(Stored items)
....
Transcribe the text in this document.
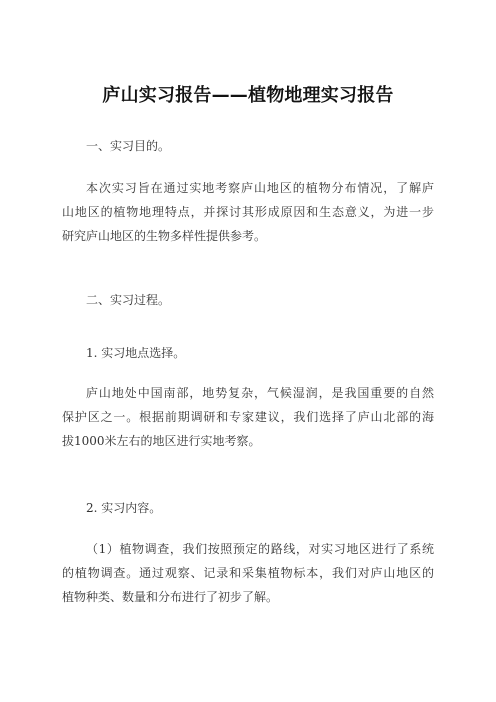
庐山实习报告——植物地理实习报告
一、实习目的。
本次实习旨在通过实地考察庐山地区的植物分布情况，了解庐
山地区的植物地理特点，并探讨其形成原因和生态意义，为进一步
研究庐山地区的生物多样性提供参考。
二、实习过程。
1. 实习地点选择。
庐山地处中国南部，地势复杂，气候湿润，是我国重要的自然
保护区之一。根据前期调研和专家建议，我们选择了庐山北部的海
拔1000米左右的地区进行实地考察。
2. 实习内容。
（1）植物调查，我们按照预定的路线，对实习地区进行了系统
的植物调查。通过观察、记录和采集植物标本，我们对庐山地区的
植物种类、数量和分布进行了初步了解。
....
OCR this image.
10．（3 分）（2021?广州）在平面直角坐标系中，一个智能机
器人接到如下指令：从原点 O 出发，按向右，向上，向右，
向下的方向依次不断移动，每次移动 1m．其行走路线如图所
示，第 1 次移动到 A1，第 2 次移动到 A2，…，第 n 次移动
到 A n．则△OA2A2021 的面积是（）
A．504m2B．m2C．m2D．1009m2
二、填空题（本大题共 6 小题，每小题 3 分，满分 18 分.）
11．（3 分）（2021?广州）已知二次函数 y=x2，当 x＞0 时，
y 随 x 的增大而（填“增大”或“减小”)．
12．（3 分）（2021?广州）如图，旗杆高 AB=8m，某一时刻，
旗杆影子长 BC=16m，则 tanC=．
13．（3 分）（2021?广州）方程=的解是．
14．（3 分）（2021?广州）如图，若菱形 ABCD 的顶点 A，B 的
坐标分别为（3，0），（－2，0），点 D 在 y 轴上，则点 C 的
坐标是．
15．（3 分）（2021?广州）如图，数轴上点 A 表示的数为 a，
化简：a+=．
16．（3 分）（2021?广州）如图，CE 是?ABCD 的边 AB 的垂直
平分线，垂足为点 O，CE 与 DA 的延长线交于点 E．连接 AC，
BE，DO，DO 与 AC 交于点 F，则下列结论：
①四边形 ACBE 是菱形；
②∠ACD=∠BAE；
....
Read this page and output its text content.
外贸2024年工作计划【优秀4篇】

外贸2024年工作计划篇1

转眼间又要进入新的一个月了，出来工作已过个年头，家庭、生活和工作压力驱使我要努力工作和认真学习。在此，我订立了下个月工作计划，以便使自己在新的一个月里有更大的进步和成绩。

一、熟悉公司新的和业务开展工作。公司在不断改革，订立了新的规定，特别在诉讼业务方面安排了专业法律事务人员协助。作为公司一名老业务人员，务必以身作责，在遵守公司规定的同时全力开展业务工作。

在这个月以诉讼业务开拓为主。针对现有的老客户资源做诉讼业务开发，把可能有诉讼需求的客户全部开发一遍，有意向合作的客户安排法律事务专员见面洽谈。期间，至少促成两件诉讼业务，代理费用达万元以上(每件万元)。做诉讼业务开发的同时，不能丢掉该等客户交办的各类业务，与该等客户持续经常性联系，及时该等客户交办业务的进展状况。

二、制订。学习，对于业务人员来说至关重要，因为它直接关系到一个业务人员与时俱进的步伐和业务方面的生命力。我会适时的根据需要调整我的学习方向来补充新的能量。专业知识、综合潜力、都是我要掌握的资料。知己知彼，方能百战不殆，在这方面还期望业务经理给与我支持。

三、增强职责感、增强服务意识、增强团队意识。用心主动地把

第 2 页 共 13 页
....
### Problem details
Look back over the material above and state how many lines hold the word "text". Write the number and nothing else.

### Solution for this exercise
2